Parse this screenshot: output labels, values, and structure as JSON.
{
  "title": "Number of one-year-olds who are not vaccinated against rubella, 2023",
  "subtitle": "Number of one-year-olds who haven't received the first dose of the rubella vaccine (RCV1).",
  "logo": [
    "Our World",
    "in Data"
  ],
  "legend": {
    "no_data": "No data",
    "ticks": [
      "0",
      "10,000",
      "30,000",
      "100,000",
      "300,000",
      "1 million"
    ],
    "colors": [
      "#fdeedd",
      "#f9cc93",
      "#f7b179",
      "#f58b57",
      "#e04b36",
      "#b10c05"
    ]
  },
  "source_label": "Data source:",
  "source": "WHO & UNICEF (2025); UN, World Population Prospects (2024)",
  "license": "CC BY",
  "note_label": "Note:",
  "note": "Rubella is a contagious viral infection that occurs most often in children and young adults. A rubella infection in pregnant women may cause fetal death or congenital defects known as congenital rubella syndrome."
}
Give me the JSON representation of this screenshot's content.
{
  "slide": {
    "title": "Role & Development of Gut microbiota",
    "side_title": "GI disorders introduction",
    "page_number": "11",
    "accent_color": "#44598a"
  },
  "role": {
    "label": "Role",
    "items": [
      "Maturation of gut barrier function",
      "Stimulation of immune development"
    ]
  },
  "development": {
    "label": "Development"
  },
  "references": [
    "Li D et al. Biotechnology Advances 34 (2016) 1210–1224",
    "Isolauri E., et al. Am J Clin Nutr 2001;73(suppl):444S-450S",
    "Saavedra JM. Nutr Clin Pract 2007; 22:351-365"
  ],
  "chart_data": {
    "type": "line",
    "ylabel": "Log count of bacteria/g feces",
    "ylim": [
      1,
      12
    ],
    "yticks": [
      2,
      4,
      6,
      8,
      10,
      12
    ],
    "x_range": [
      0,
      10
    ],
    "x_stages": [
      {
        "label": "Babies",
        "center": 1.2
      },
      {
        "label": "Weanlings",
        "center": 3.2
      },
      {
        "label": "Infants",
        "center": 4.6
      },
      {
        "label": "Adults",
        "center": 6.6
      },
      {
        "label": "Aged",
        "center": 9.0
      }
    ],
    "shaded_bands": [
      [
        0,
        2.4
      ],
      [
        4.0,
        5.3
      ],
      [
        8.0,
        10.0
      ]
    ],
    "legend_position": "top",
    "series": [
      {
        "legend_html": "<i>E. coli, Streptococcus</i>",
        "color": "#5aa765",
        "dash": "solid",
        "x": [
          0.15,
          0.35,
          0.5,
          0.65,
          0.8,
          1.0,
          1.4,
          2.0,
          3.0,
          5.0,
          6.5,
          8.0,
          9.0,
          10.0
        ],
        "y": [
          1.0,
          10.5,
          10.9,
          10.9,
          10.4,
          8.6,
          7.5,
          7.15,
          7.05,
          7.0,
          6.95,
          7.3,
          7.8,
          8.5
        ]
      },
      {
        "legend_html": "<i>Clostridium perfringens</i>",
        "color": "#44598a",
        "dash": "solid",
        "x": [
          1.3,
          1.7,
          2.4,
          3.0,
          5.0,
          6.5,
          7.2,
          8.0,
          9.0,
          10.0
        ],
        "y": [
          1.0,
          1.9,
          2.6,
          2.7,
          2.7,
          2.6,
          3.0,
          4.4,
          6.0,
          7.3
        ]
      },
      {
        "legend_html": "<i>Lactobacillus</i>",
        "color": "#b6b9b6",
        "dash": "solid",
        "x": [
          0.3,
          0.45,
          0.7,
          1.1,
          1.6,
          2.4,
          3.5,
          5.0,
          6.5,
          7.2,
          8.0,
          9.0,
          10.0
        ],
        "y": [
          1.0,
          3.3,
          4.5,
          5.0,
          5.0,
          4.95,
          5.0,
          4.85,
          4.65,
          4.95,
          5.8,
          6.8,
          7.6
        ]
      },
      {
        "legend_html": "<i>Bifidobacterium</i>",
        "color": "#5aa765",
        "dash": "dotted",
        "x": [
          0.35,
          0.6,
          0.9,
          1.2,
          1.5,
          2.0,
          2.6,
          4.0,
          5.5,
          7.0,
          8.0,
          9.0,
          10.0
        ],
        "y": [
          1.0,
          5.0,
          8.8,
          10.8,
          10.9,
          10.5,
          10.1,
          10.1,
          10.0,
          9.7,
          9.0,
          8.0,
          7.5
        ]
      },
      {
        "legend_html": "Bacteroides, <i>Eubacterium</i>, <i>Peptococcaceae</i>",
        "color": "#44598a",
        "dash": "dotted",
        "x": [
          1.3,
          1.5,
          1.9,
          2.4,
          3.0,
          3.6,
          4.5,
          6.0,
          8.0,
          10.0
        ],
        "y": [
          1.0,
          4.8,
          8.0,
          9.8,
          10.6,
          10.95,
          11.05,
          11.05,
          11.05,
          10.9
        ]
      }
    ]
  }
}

* _THE PROBLEM_
Wherever the string "rubella" appears in the entries above, return the line it appears on.

* _SOLUTION_
  "title": "Number of one-year-olds who are not vaccinated against rubella, 2023",
  "subtitle": "Number of one-year-olds who haven't received the first dose of the rubella vaccine (RCV1).",
  "note": "Rubella is a contagious viral infection that occurs most often in children and young adults. A rubella infection in pregnant women may cause fetal death or congenital defects known as congenital rubella syndrome."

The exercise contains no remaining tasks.